# PROBLEM TO SOLVE:
Repeat each entry as written and leave the images out of the copy.

::::

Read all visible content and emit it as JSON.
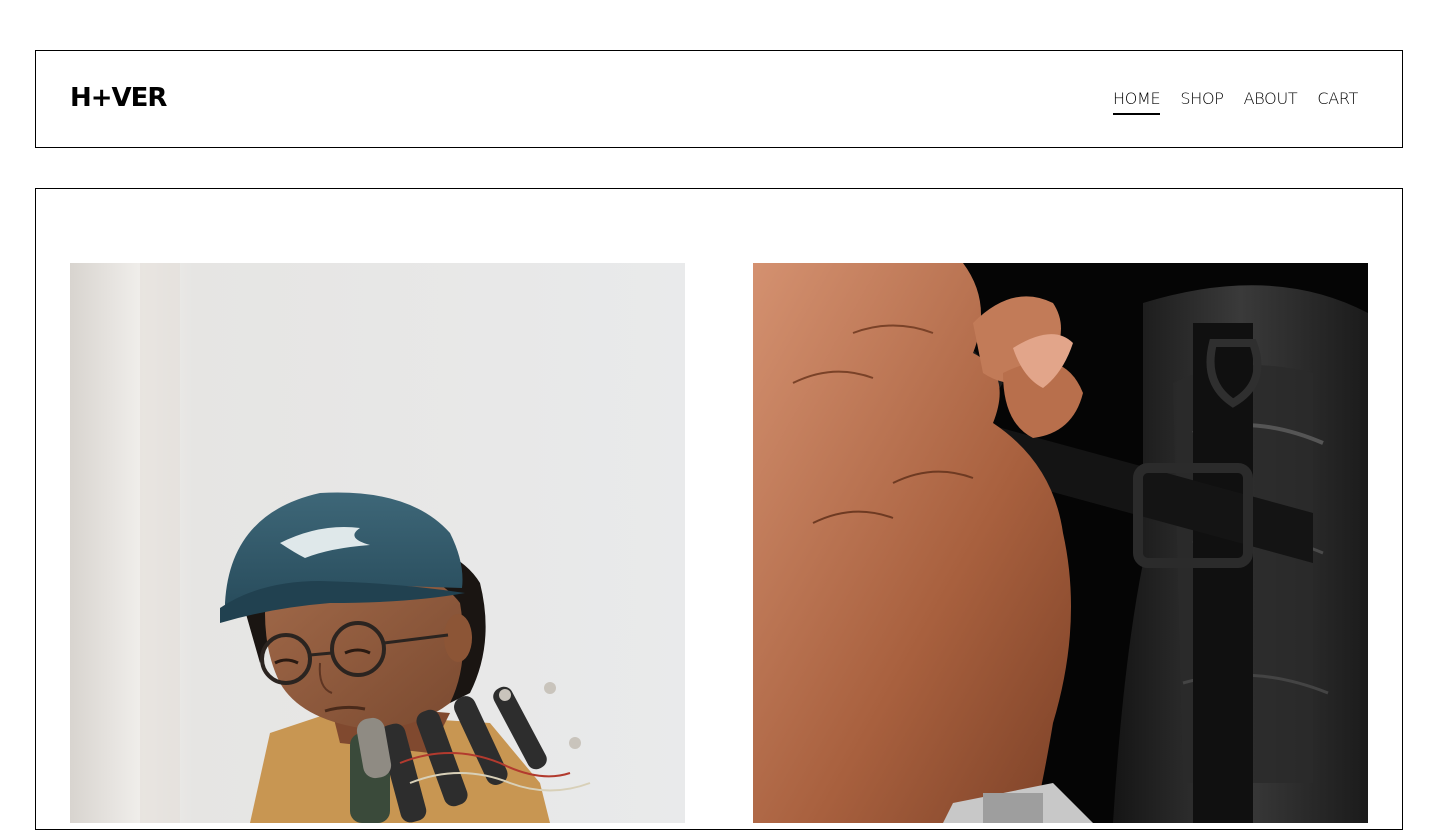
{
  "header": {
    "logo": "H+VER"
  },
  "nav": {
    "items": [
      {
        "label": "HOME",
        "active": true
      },
      {
        "label": "SHOP",
        "active": false
      },
      {
        "label": "ABOUT",
        "active": false
      },
      {
        "label": "CART",
        "active": false
      }
    ]
  },
  "gallery": {
    "images": [
      {
        "icon": "person-with-robotic-hand-photo"
      },
      {
        "icon": "hand-on-backpack-strap-photo"
      }
    ]
  },
  "colors": {
    "border": "#000000",
    "background": "#ffffff"
  }
}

::::

# RESPONSE:
Read all visible content and emit it as JSON.
{
  "header": {
    "logo": "H+VER"
  },
  "nav": {
    "items": [
      {
        "label": "HOME",
        "active": true
      },
      {
        "label": "SHOP",
        "active": false
      },
      {
        "label": "ABOUT",
        "active": false
      },
      {
        "label": "CART",
        "active": false
      }
    ]
  },
  "gallery": {
    "images": [
      {
        "icon": "person-with-robotic-hand-photo"
      },
      {
        "icon": "hand-on-backpack-strap-photo"
      }
    ]
  },
  "colors": {
    "border": "#000000",
    "background": "#ffffff"
  }
}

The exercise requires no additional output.